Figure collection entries

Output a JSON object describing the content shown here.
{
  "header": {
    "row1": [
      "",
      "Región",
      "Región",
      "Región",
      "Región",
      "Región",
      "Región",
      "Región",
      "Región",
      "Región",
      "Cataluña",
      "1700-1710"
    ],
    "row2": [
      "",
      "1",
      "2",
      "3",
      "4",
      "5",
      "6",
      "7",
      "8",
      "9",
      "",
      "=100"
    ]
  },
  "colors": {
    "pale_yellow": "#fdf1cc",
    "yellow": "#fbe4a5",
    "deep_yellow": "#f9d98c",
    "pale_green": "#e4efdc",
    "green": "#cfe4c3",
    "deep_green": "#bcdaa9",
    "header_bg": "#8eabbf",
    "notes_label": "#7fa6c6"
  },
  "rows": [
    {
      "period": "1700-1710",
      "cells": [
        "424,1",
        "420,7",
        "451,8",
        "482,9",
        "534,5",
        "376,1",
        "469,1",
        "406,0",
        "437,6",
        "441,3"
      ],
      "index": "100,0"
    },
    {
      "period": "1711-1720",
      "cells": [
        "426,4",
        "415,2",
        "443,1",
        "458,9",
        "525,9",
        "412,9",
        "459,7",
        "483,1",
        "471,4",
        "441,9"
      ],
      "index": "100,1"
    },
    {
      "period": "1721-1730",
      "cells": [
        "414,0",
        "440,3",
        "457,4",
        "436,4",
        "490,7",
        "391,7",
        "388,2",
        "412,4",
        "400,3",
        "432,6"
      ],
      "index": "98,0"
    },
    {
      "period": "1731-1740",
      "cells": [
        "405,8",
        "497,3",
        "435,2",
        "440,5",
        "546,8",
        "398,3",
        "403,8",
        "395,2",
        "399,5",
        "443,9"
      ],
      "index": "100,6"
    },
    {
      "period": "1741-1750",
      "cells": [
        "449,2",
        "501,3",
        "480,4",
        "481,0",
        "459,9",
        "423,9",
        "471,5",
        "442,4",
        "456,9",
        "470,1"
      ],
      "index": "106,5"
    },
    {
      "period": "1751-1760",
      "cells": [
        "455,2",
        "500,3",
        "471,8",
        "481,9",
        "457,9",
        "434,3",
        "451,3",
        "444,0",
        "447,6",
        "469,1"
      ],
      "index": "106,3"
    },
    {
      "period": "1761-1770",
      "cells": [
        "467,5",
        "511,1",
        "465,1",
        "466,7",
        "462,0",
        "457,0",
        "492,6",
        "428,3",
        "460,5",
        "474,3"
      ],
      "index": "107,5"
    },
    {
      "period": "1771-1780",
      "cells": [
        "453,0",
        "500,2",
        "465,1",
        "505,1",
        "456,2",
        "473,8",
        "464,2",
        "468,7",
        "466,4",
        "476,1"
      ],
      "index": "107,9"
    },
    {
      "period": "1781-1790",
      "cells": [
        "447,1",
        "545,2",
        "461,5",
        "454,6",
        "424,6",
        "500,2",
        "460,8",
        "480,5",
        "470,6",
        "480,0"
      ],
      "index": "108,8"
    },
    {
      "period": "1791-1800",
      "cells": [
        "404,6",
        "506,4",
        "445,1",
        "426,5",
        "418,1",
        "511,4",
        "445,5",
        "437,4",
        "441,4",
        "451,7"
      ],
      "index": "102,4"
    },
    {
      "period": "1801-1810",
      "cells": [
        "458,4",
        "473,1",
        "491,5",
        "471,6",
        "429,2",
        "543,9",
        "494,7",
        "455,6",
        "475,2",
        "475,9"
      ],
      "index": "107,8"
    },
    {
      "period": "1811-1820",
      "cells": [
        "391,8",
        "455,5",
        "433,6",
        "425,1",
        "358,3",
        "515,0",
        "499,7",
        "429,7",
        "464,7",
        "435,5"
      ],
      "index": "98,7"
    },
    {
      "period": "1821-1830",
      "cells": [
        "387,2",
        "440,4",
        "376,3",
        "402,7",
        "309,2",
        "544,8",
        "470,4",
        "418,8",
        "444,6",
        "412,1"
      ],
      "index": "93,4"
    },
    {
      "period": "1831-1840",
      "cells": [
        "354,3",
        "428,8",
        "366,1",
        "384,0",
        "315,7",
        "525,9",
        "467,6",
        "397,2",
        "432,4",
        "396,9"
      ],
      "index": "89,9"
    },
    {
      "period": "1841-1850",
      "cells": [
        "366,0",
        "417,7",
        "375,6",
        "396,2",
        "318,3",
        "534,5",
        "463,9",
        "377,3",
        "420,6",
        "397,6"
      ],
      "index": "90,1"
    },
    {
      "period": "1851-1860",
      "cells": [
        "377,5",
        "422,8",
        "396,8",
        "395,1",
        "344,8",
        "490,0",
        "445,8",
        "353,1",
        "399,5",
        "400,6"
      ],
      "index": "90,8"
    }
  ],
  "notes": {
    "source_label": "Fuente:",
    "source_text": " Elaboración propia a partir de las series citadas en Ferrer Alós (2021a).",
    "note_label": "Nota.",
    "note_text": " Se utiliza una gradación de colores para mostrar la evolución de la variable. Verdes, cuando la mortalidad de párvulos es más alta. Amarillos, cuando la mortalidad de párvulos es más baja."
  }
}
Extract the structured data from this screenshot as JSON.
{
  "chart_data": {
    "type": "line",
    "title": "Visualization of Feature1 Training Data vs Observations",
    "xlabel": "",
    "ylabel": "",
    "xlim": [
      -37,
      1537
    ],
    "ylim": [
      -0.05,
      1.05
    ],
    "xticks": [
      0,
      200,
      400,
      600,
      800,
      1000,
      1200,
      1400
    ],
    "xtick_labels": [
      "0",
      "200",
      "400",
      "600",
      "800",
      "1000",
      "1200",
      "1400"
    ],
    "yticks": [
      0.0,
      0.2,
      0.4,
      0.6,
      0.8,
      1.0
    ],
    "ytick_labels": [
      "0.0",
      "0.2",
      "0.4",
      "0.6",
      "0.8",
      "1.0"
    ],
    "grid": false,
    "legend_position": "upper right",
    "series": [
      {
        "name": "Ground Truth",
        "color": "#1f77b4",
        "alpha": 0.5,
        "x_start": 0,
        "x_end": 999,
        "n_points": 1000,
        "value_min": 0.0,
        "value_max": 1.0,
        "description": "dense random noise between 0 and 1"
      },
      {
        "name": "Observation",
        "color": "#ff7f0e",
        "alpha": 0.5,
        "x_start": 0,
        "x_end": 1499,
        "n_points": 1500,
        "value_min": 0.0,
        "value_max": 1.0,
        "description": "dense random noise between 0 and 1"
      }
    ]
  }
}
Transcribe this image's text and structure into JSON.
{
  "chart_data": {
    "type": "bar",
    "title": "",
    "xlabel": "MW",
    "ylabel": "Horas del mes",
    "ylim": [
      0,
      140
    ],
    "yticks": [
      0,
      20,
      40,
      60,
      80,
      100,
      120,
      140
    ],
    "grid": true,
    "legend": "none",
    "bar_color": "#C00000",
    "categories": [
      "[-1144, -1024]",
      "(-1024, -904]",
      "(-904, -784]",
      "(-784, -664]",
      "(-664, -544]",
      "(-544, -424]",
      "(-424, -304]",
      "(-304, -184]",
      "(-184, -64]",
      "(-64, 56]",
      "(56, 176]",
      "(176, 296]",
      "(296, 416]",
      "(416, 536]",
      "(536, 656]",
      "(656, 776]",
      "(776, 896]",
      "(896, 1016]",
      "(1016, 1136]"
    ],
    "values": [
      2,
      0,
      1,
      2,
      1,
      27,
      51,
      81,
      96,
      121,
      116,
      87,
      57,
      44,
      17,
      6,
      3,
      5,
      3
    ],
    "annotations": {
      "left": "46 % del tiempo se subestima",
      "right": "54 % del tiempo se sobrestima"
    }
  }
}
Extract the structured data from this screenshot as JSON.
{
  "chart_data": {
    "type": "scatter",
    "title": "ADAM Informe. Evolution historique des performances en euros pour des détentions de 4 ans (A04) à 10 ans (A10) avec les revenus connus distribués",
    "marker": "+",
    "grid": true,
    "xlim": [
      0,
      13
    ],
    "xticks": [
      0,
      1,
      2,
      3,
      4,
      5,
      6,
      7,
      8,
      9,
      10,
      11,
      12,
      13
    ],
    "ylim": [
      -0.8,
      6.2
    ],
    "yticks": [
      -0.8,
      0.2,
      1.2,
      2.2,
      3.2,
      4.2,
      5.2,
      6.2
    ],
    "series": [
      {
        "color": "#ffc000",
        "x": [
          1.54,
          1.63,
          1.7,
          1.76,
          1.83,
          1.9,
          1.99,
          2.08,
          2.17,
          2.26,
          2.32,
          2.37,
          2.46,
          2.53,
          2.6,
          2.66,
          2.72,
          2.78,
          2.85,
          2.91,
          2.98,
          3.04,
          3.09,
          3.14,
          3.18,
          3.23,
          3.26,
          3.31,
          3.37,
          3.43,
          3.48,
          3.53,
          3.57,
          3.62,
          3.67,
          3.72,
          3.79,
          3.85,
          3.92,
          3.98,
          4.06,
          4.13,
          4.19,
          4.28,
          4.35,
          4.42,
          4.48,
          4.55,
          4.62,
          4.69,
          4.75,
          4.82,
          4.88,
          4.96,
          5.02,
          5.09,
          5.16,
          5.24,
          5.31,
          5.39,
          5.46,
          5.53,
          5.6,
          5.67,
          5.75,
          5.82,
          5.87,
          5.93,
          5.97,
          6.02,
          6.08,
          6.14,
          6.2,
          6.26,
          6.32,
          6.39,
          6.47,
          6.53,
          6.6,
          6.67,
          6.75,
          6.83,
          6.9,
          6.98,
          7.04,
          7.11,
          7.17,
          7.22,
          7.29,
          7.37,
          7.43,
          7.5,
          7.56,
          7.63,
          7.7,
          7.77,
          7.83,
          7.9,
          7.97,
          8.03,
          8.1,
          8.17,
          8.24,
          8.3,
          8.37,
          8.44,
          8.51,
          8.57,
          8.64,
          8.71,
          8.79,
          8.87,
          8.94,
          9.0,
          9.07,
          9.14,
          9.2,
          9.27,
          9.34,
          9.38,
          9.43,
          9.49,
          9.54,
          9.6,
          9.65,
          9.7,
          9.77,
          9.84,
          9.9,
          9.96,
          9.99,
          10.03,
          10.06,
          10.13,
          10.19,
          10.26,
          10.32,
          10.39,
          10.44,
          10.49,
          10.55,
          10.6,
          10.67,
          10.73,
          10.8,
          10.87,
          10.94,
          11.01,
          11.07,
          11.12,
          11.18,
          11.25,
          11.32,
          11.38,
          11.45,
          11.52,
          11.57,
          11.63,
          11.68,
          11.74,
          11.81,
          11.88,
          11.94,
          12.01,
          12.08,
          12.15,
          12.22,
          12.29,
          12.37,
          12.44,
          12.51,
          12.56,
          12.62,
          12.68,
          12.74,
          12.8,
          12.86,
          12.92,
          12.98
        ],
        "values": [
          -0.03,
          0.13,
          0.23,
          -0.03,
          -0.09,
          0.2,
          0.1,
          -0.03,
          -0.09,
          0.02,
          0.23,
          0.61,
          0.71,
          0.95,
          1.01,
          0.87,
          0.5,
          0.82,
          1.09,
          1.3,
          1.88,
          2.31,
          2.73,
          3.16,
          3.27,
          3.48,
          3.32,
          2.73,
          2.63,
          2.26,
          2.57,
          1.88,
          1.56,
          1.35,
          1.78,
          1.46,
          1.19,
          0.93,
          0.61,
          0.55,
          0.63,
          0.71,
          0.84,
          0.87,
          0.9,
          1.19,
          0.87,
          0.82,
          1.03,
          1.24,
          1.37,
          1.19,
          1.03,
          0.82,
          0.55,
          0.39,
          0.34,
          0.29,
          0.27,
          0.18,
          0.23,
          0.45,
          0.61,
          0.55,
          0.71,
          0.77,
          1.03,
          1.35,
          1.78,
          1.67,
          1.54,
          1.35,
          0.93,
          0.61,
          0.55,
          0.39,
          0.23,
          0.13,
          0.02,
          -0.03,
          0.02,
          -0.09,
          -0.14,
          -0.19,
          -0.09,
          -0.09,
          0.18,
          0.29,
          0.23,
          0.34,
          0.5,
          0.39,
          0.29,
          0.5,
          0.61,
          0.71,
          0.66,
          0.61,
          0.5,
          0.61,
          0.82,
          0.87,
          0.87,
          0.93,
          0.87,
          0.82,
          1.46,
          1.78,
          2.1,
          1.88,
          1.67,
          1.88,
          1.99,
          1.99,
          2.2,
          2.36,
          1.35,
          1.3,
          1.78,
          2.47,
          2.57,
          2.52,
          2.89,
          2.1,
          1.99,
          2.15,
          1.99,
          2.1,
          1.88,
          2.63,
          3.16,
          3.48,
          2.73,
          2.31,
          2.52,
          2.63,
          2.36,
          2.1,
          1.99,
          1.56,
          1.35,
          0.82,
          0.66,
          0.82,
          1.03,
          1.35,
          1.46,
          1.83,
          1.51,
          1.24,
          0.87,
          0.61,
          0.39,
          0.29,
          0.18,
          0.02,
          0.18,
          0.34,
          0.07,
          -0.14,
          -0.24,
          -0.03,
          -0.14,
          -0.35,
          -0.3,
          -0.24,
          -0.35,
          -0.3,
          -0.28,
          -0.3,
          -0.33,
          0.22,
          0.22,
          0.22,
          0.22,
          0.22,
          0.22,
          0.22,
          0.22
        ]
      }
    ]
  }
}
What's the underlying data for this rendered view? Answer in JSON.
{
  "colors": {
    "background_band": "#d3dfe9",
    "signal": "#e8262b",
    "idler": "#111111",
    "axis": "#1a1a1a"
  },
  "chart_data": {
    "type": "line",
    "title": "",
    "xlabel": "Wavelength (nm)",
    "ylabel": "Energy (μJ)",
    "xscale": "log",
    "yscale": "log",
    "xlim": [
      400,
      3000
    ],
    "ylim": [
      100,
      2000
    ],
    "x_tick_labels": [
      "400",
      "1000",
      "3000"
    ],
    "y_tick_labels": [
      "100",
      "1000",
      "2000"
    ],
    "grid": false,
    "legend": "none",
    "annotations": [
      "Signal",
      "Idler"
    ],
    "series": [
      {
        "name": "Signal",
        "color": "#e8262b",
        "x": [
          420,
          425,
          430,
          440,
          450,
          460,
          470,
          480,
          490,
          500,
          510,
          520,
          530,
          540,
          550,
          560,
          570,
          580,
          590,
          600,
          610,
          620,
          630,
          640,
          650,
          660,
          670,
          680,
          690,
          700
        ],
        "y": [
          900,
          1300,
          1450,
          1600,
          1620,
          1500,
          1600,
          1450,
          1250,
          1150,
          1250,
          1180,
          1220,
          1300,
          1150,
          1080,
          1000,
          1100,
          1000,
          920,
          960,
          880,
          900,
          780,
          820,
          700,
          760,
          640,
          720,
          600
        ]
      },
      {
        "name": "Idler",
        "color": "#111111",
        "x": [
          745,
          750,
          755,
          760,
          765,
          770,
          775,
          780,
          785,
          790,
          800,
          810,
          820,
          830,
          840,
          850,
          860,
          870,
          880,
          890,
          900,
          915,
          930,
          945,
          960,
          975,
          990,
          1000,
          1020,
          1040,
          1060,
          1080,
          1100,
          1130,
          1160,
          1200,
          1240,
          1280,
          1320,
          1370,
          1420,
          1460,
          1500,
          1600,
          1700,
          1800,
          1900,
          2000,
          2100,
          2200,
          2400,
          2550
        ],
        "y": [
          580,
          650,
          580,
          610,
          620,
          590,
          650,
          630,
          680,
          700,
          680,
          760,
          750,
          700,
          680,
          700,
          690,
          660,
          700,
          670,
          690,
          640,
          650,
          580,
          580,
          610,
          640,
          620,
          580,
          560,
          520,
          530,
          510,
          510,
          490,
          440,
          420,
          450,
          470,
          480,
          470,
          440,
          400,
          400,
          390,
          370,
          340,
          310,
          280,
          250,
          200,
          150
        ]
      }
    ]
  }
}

What to produce:
Working from the material above, state how many lines contain "tiempo"; give only the number.

Exercise result:
2